→ EXERCISE: Extract every line that includes the string "وسلم".

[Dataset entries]
-- -- --
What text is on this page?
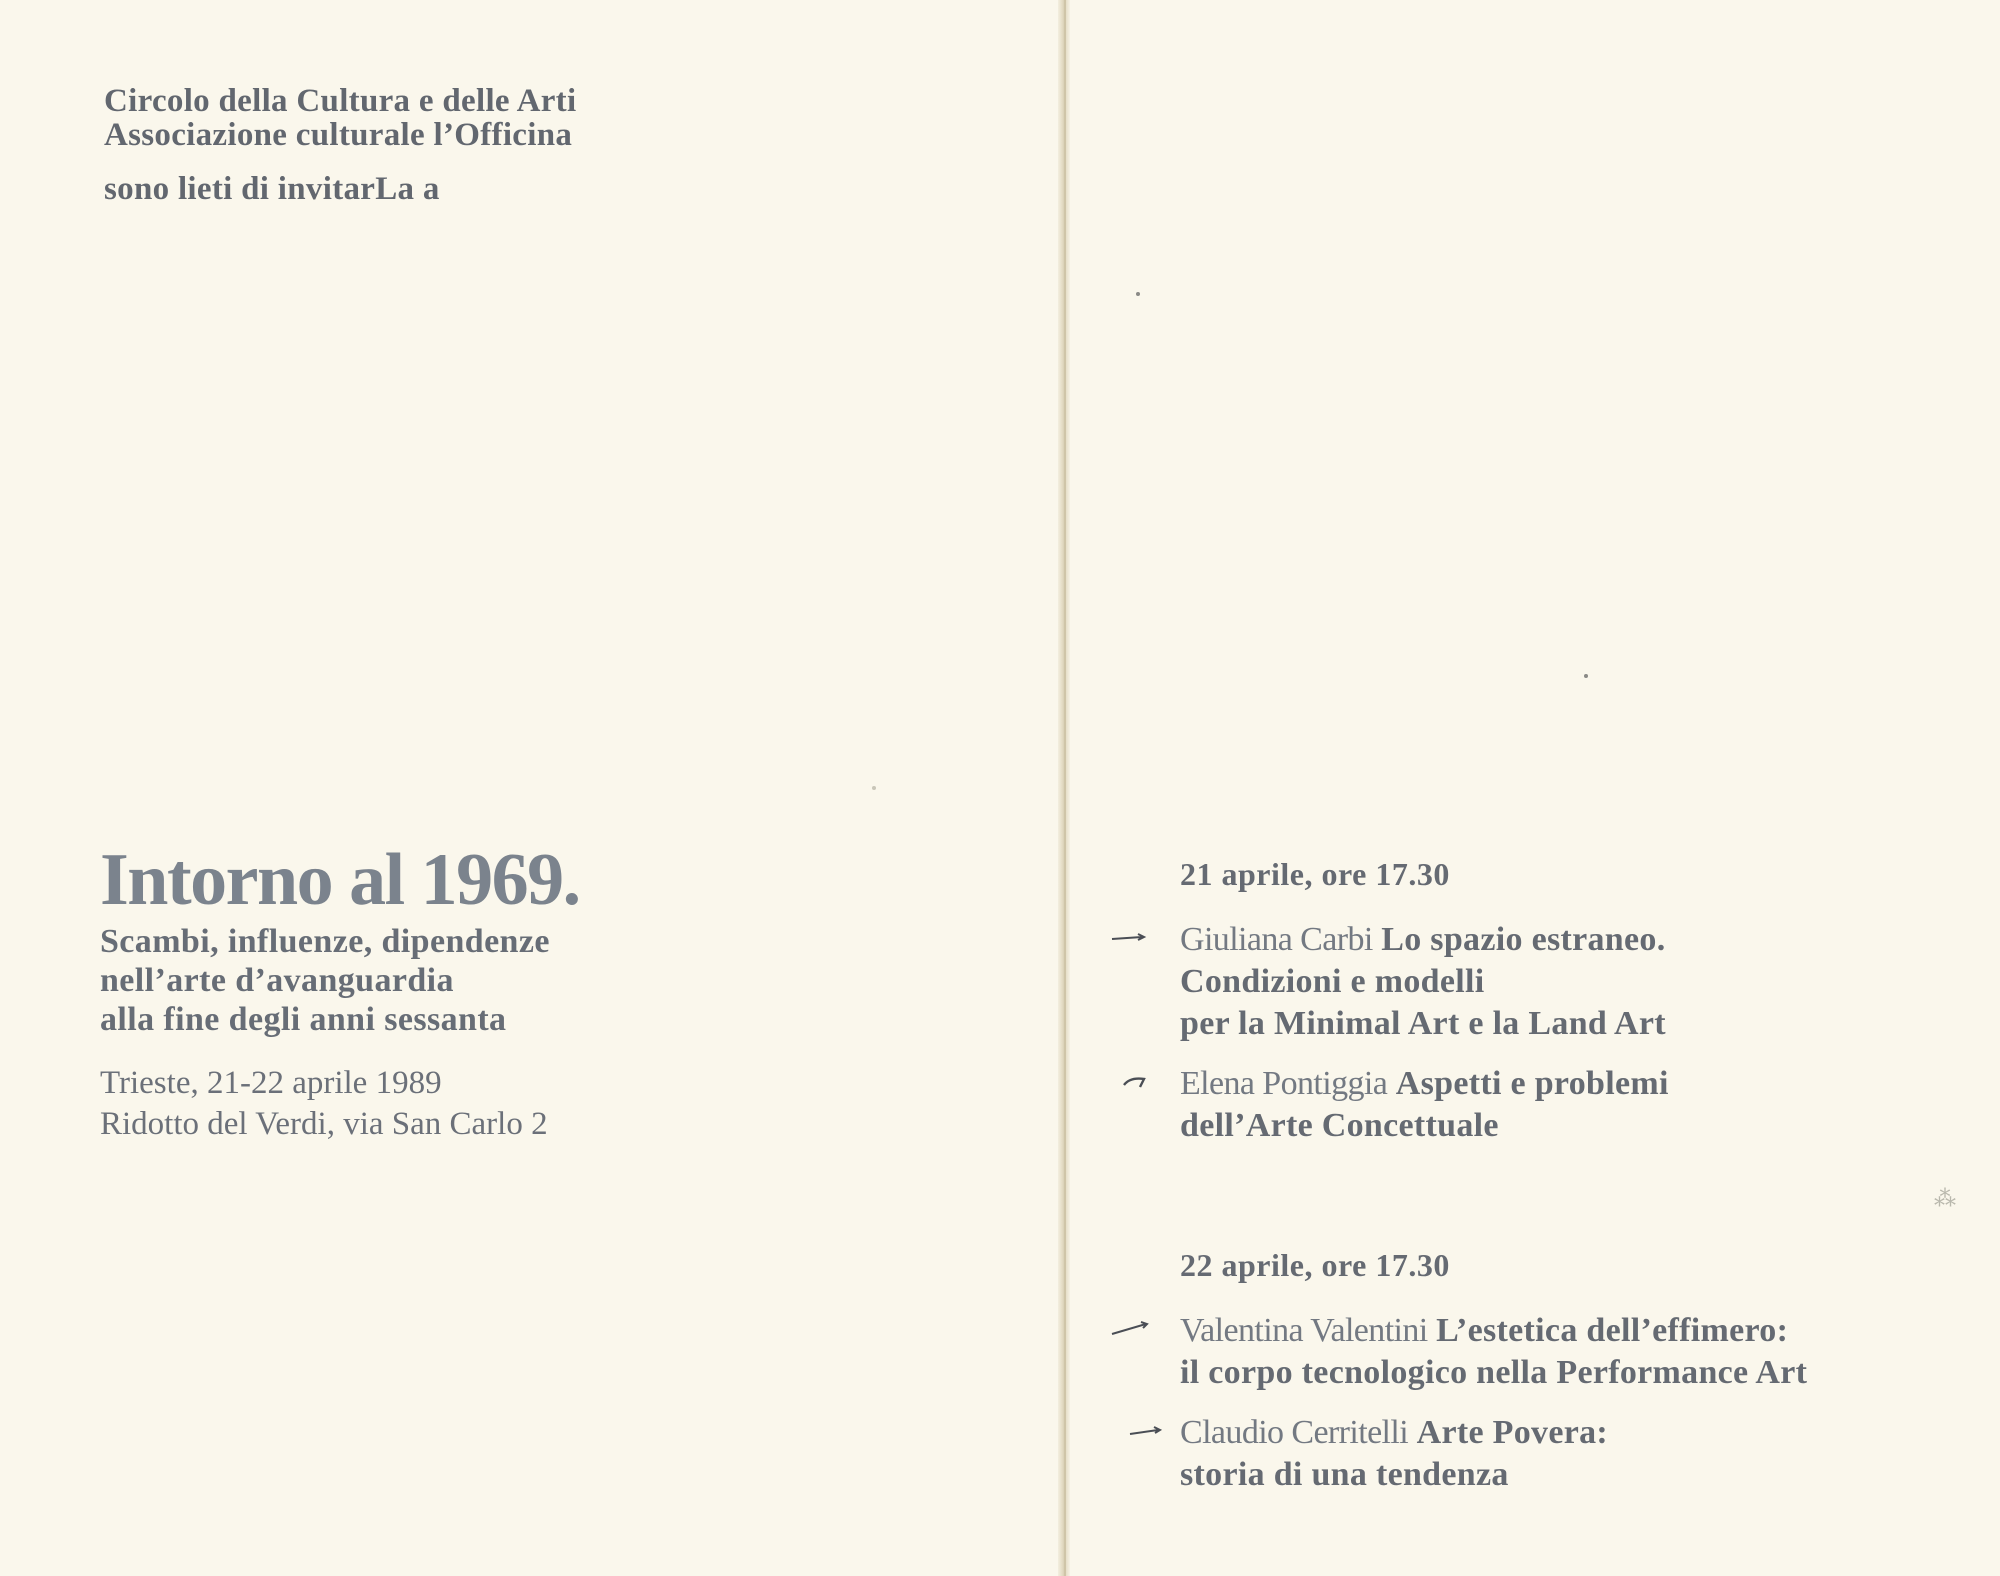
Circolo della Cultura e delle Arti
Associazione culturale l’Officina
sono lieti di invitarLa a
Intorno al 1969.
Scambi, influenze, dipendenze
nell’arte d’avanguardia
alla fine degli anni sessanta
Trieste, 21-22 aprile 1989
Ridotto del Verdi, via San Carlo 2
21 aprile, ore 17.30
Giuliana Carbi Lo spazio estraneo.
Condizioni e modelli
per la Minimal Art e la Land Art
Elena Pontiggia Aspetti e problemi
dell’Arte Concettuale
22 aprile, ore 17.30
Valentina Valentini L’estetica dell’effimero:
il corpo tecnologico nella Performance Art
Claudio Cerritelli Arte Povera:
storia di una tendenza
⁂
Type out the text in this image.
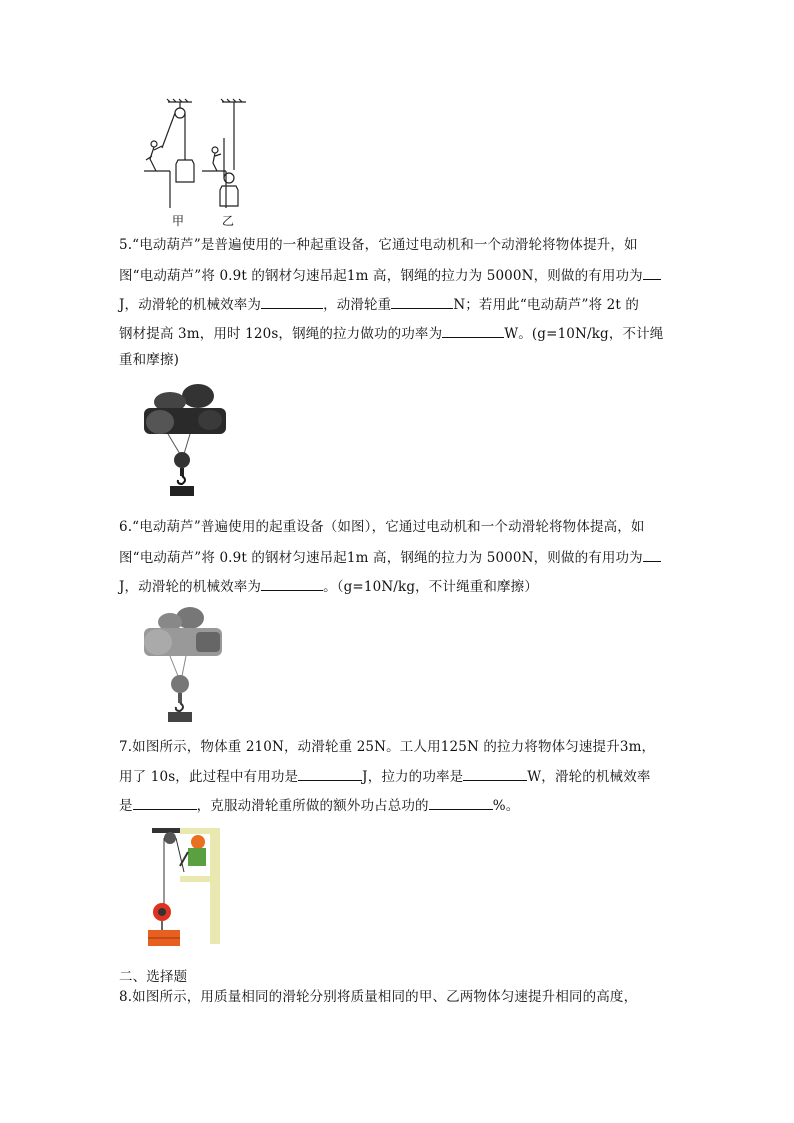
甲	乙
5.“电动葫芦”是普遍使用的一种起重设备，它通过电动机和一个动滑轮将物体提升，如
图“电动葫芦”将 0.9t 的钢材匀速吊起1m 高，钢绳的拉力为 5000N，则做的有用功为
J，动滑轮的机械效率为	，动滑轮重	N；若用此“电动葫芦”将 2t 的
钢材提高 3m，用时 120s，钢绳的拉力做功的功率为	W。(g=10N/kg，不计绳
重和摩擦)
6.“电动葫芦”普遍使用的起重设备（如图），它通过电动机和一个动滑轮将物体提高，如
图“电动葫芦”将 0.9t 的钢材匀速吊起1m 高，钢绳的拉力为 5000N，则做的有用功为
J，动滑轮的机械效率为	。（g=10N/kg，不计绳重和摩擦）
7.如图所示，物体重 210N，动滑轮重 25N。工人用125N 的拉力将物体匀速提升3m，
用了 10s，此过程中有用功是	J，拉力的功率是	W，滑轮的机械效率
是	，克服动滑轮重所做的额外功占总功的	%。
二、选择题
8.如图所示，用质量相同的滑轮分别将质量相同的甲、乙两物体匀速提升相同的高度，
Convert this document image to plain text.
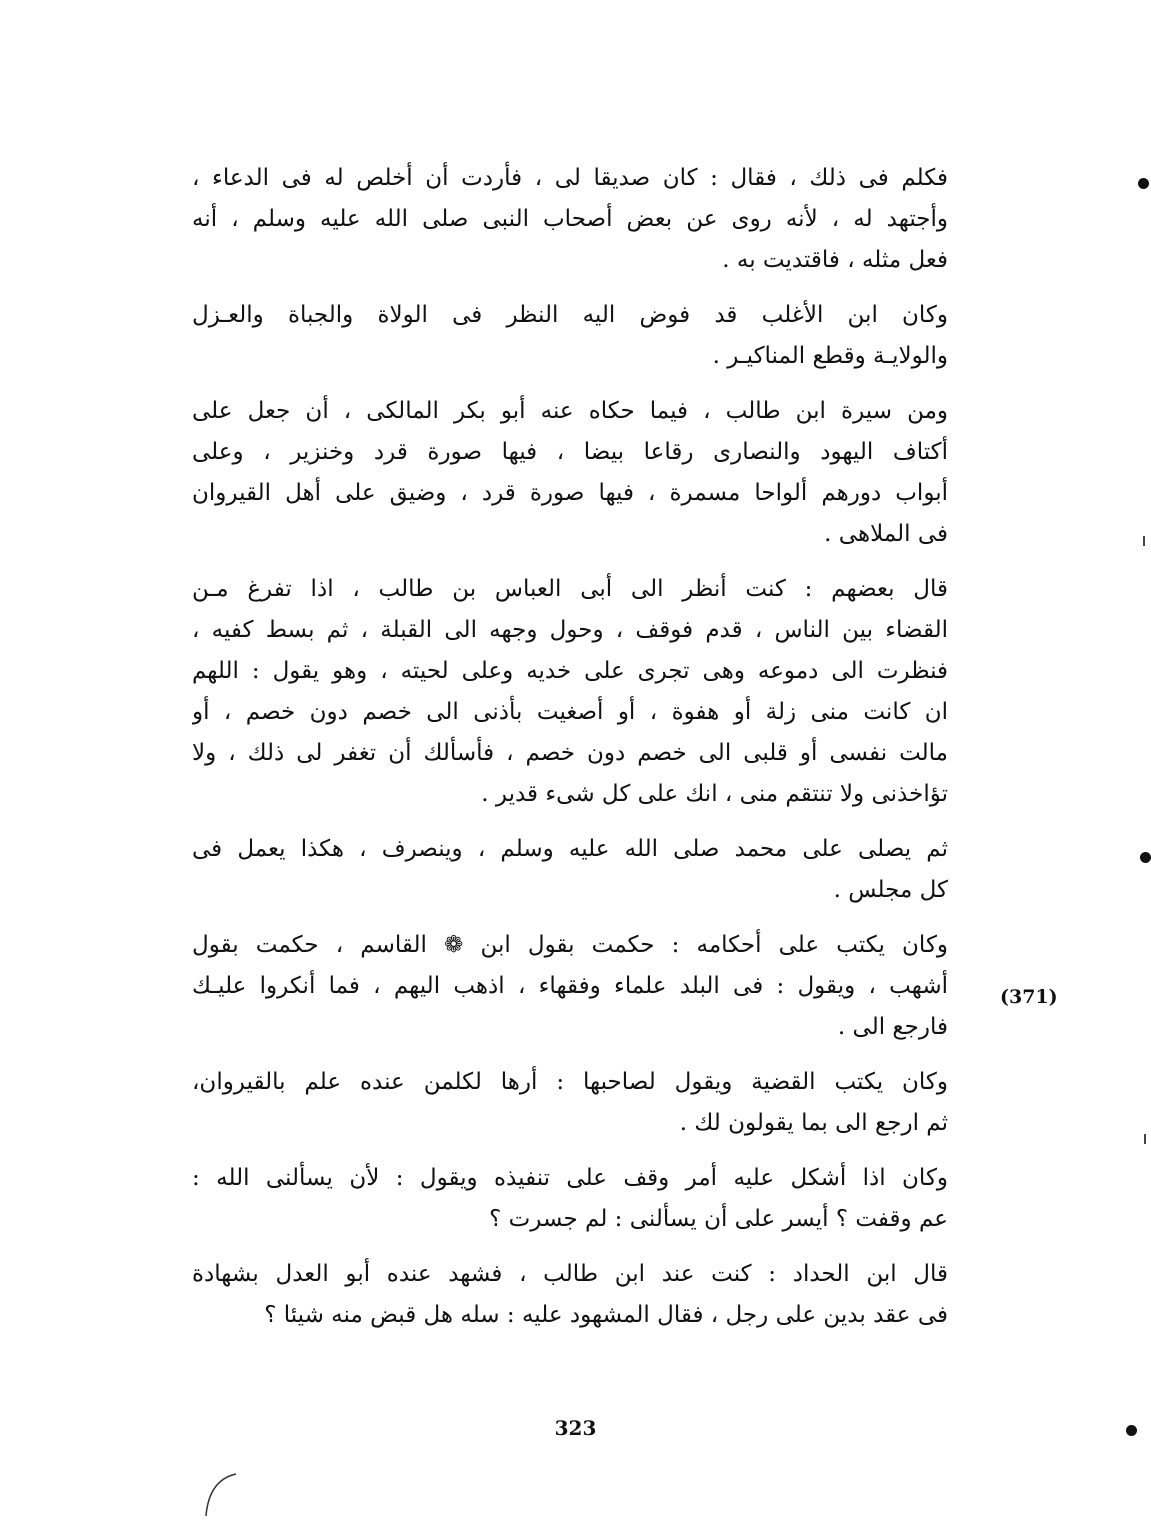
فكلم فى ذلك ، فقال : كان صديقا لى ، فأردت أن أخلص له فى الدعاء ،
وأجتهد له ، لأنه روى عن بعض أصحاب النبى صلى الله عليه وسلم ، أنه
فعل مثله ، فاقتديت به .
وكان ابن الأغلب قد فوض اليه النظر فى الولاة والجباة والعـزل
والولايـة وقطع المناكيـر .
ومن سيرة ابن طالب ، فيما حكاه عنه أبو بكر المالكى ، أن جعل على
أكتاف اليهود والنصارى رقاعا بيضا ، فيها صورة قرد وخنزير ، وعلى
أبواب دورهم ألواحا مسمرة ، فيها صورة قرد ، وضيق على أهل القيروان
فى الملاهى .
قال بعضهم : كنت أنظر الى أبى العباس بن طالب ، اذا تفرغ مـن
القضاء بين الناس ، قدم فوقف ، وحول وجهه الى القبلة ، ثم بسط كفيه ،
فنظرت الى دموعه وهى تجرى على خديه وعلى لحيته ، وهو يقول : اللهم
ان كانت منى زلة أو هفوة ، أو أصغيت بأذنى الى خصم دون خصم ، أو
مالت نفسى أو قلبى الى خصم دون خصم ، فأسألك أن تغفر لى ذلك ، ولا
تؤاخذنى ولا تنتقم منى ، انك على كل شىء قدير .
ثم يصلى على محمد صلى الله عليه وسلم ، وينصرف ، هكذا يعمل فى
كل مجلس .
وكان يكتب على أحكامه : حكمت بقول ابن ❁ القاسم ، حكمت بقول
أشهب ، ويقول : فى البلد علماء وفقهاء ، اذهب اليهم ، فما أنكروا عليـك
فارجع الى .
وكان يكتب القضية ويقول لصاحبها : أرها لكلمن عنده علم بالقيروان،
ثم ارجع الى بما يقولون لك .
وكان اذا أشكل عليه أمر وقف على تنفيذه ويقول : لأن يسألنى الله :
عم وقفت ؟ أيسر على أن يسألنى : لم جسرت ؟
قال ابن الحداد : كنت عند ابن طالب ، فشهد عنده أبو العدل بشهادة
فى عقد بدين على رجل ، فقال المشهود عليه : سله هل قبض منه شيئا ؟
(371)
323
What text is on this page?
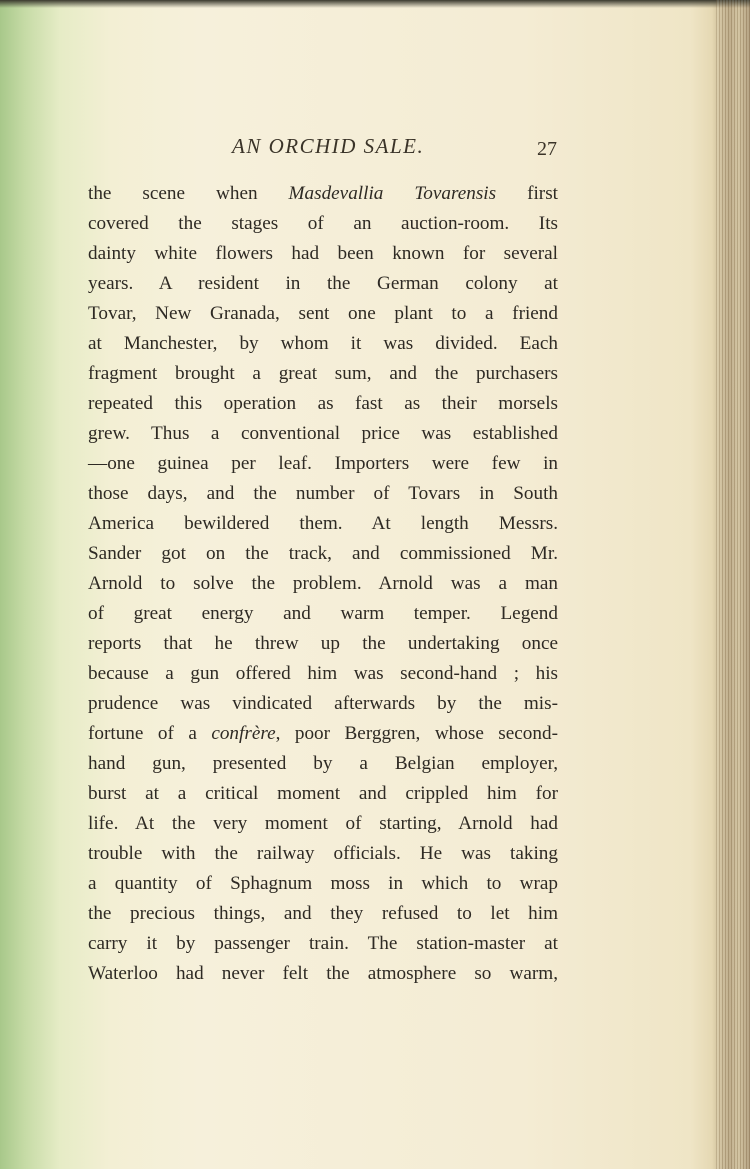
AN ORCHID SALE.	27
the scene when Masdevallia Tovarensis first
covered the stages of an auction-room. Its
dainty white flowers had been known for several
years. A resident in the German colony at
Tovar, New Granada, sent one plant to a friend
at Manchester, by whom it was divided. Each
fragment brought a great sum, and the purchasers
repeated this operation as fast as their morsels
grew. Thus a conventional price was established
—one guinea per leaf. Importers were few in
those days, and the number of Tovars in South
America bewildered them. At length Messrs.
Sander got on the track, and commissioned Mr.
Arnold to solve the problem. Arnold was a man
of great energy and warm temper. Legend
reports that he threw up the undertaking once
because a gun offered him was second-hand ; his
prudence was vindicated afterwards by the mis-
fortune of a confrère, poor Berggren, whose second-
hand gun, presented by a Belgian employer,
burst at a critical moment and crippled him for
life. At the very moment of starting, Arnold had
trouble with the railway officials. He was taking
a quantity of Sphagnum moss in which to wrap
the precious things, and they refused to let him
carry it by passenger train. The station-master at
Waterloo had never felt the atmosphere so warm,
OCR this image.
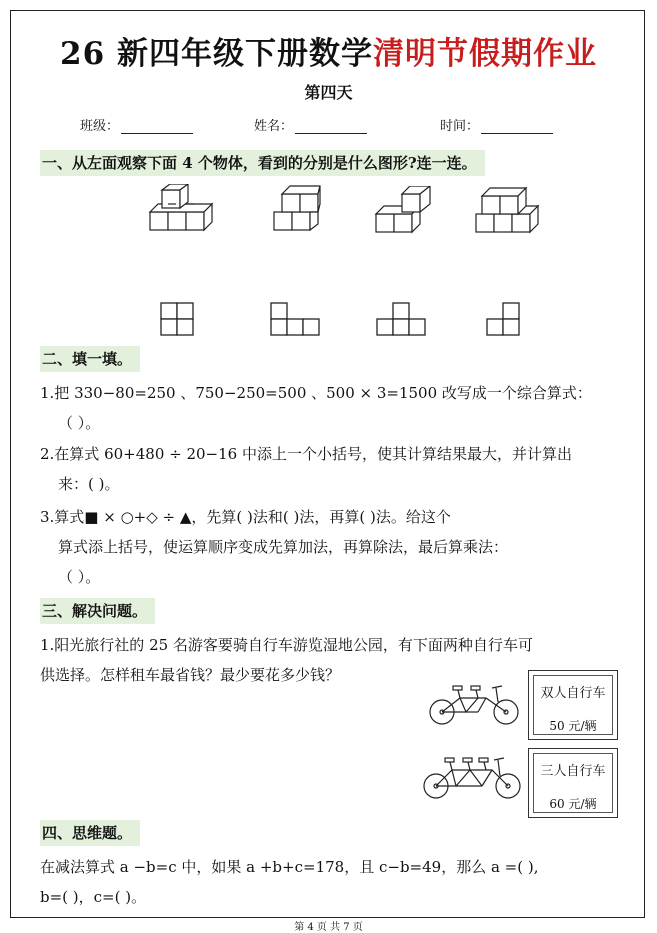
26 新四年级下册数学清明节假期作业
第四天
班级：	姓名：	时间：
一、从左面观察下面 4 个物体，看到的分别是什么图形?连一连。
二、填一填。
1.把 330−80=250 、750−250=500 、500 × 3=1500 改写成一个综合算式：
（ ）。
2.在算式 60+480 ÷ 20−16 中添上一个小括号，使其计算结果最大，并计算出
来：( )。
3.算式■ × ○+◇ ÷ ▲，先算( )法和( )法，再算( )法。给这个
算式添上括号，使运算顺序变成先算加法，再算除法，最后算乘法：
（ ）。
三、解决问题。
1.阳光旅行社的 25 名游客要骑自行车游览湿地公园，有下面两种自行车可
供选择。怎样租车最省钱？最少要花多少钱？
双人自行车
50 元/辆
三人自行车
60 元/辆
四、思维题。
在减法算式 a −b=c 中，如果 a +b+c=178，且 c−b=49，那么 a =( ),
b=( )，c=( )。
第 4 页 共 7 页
-- -- --
→ RESULT OF THIS EXERCISE:
وأجتهد له ، لأنه روى عن بعض أصحاب النبى صلى الله عليه وسلم ، أنه
ثم يصلى على محمد صلى الله عليه وسلم ، وينصرف ، هكذا يعمل فى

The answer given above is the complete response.